[Excerpt from a dataset]
_ _ _ _ _
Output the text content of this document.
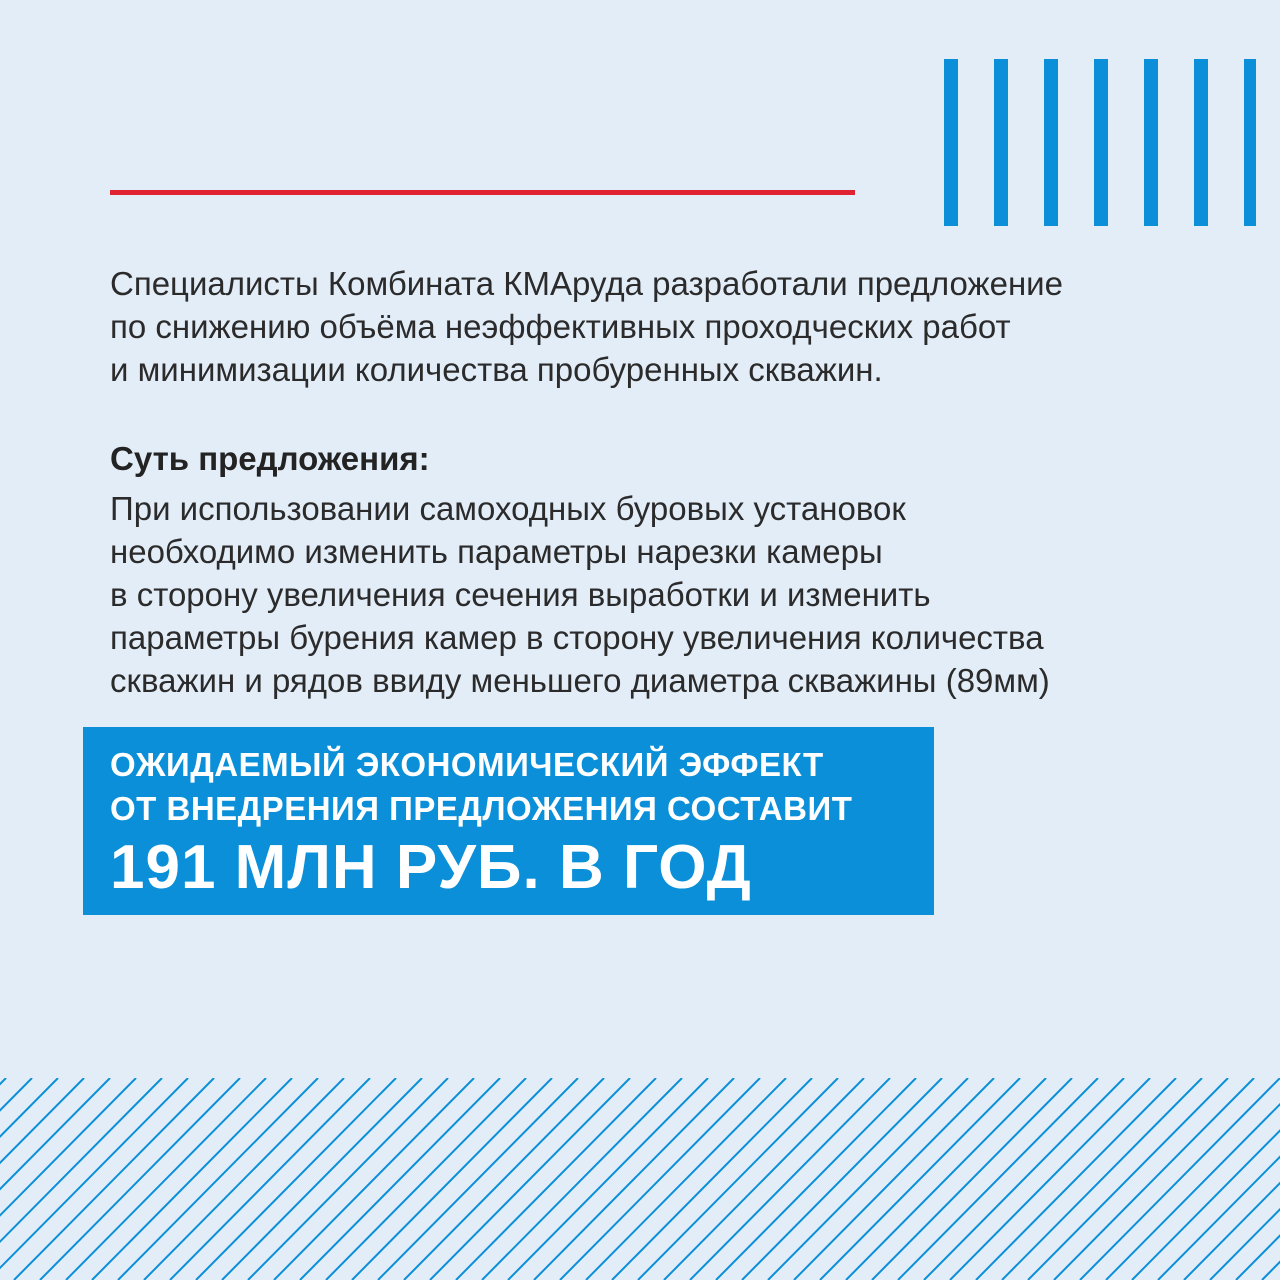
Специалисты Комбината КМАруда разработали предложение
по снижению объёма неэффективных проходческих работ
и минимизации количества пробуренных скважин.

Суть предложения:

При использовании самоходных буровых установок
необходимо изменить параметры нарезки камеры
в сторону увеличения сечения выработки и изменить
параметры бурения камер в сторону увеличения количества
скважин и рядов ввиду меньшего диаметра скважины (89мм)

ОЖИДАЕМЫЙ ЭКОНОМИЧЕСКИЙ ЭФФЕКТ
ОТ ВНЕДРЕНИЯ ПРЕДЛОЖЕНИЯ СОСТАВИТ

191 МЛН РУБ. В ГОД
_ _ _ _ _
WHAT YOU NEED TO DO: Reproduce all the records verbatim, excluding images.

THE COMPLETED TASK:
Output the text content of this document.
Специалисты Комбината КМАруда разработали предложение
по снижению объёма неэффективных проходческих работ
и минимизации количества пробуренных скважин.

Суть предложения:

При использовании самоходных буровых установок
необходимо изменить параметры нарезки камеры
в сторону увеличения сечения выработки и изменить
параметры бурения камер в сторону увеличения количества
скважин и рядов ввиду меньшего диаметра скважины (89мм)

ОЖИДАЕМЫЙ ЭКОНОМИЧЕСКИЙ ЭФФЕКТ
ОТ ВНЕДРЕНИЯ ПРЕДЛОЖЕНИЯ СОСТАВИТ

191 МЛН РУБ. В ГОД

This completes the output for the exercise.